(Stored items from a collection)
┄┄┄┄┄┄┄┄┄┄┄┄┄┄┄┄┄┄┄┄
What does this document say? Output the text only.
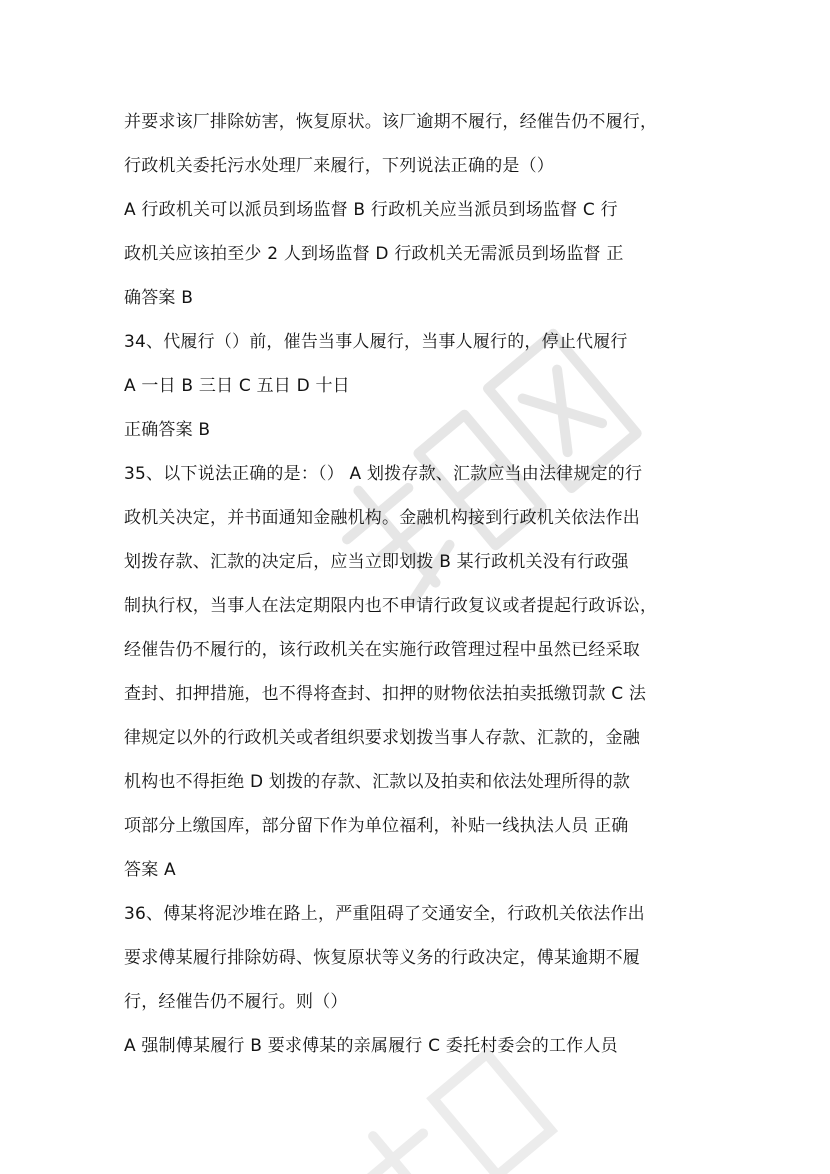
并要求该厂排除妨害，恢复原状。该厂逾期不履行，经催告仍不履行，
行政机关委托污水处理厂来履行，下列说法正确的是（）
A 行政机关可以派员到场监督 B 行政机关应当派员到场监督 C 行
政机关应该拍至少 2 人到场监督 D 行政机关无需派员到场监督 正
确答案 B
34、代履行（）前，催告当事人履行，当事人履行的，停止代履行
A 一日 B 三日 C 五日 D 十日
正确答案 B
35、以下说法正确的是：（） A 划拨存款、汇款应当由法律规定的行
政机关决定，并书面通知金融机构。金融机构接到行政机关依法作出
划拨存款、汇款的决定后，应当立即划拨 B 某行政机关没有行政强
制执行权，当事人在法定期限内也不申请行政复议或者提起行政诉讼，
经催告仍不履行的，该行政机关在实施行政管理过程中虽然已经采取
查封、扣押措施，也不得将查封、扣押的财物依法拍卖抵缴罚款 C 法
律规定以外的行政机关或者组织要求划拨当事人存款、汇款的，金融
机构也不得拒绝 D 划拨的存款、汇款以及拍卖和依法处理所得的款
项部分上缴国库，部分留下作为单位福利，补贴一线执法人员 正确
答案 A
36、傅某将泥沙堆在路上，严重阻碍了交通安全，行政机关依法作出
要求傅某履行排除妨碍、恢复原状等义务的行政决定，傅某逾期不履
行，经催告仍不履行。则（）
A 强制傅某履行 B 要求傅某的亲属履行 C 委托村委会的工作人员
┄┄┄┄┄┄┄┄┄┄┄┄┄┄┄┄┄┄┄┄
▶ [TASK] Select the lines from the entries that include the word "划拨存款".

▶ [EXPECTED ANSWER]
35、以下说法正确的是：（） A 划拨存款、汇款应当由法律规定的行
划拨存款、汇款的决定后，应当立即划拨 B 某行政机关没有行政强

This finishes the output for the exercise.